Objective - Gather all lines in the entries below that include the word "Jorine".

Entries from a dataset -

= = = = = = =

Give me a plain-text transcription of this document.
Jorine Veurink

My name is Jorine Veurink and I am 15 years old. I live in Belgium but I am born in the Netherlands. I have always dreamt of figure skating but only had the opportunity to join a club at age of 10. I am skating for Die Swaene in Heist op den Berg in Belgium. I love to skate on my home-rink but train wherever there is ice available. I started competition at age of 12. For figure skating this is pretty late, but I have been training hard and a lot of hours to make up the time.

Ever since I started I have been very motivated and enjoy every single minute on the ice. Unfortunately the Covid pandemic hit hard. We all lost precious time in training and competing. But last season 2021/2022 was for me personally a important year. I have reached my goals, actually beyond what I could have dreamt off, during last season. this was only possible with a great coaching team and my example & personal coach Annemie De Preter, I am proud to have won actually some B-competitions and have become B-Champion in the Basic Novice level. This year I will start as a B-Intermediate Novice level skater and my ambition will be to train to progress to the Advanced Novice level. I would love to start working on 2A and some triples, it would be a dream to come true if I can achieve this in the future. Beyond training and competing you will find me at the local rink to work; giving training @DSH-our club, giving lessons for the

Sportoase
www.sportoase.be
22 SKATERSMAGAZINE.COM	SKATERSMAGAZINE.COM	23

= = = = = = =

Finished task -
Jorine Veurink
My name is Jorine Veurink and I am 15 years old. I live in Belgium but I am born in the Netherlands. I have always dreamt of figure skating but only had the opportunity to join a club at age of 10. I am skating for Die Swaene in Heist op den Berg in Belgium. I love to skate on my home-rink but train wherever there is ice available. I started competition at age of 12. For figure skating this is pretty late, but I have been training hard and a lot of hours to make up the time.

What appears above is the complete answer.